Count how many lines have the word "style" in them. Reply with that number by itself.

- - - - -

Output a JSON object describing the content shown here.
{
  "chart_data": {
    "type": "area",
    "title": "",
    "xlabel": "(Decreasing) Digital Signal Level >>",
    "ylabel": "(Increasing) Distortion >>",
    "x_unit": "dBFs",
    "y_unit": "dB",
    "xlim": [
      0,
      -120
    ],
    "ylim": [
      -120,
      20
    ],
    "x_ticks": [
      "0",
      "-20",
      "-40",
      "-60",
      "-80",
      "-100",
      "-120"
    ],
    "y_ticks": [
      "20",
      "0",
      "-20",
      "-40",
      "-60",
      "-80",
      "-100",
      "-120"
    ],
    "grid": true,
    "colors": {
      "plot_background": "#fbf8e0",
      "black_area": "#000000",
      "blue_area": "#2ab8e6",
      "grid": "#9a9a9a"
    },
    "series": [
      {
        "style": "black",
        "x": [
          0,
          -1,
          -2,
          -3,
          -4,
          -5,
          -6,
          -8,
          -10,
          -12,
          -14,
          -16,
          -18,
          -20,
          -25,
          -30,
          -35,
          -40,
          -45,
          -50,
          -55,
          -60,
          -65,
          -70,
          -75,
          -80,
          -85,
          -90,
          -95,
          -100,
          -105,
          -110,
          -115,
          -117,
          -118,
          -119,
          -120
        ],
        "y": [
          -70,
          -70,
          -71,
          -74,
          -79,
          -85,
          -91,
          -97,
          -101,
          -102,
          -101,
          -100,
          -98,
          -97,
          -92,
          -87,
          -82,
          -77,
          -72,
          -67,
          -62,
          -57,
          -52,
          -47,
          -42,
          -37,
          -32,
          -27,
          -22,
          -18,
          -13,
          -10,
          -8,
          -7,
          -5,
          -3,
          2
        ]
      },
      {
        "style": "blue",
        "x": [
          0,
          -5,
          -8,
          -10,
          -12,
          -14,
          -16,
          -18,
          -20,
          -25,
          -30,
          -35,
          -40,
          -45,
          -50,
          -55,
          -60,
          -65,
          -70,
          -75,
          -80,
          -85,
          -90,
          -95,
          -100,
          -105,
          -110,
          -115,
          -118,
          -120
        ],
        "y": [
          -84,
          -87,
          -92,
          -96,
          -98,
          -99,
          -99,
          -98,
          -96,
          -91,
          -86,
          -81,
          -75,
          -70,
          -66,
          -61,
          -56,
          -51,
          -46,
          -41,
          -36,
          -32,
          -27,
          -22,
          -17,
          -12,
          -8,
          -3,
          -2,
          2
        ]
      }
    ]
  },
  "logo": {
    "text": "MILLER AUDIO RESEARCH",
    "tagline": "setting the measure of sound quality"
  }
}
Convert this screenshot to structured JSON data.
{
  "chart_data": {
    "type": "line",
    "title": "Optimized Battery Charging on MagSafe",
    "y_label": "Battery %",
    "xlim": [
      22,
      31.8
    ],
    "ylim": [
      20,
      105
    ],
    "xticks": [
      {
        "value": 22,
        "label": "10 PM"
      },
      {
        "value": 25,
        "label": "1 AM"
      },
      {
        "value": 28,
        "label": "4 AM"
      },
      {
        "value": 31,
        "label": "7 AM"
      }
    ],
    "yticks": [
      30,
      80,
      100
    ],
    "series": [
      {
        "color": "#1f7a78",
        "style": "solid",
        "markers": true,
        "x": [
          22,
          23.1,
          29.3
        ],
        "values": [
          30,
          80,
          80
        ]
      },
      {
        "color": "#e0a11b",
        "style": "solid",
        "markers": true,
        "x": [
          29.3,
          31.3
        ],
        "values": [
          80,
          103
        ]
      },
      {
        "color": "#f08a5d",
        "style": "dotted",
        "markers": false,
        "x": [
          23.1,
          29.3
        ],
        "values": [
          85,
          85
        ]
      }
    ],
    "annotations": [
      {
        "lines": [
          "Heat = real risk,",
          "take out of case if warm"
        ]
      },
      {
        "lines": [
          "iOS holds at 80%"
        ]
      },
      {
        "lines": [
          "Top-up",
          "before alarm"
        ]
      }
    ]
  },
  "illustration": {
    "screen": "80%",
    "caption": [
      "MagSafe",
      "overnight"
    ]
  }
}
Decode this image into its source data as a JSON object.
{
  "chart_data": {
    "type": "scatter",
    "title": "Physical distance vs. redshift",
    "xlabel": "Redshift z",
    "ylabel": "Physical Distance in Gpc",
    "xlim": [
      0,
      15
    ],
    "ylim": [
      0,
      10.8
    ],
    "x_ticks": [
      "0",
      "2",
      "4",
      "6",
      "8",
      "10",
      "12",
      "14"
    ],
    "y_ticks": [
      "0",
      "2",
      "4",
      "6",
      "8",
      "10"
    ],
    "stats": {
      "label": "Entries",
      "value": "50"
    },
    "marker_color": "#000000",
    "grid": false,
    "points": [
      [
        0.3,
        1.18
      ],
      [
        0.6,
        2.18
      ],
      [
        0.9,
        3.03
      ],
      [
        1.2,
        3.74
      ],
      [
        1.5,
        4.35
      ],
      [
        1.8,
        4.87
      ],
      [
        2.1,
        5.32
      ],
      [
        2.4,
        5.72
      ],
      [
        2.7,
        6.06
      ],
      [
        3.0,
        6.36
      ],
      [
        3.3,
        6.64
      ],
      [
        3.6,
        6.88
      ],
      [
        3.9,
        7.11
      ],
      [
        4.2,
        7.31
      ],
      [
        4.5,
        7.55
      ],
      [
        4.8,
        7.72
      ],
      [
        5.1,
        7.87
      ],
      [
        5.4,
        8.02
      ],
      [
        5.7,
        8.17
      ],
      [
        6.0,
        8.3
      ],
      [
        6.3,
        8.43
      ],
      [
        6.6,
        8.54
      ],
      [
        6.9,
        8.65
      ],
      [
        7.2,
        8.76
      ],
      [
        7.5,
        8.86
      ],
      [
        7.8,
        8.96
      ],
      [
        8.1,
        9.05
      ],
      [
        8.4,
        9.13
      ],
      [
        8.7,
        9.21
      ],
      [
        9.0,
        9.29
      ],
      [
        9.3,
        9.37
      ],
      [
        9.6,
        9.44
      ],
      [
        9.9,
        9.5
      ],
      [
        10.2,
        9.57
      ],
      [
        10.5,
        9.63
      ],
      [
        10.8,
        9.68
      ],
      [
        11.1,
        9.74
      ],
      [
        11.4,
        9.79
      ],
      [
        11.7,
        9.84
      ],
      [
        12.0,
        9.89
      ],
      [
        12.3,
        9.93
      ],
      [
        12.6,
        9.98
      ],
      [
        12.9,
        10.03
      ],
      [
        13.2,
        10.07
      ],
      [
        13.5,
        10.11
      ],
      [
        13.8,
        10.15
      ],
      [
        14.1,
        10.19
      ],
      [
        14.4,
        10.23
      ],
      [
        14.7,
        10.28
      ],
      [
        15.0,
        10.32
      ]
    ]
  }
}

- - - - -

## TASK RESULT
5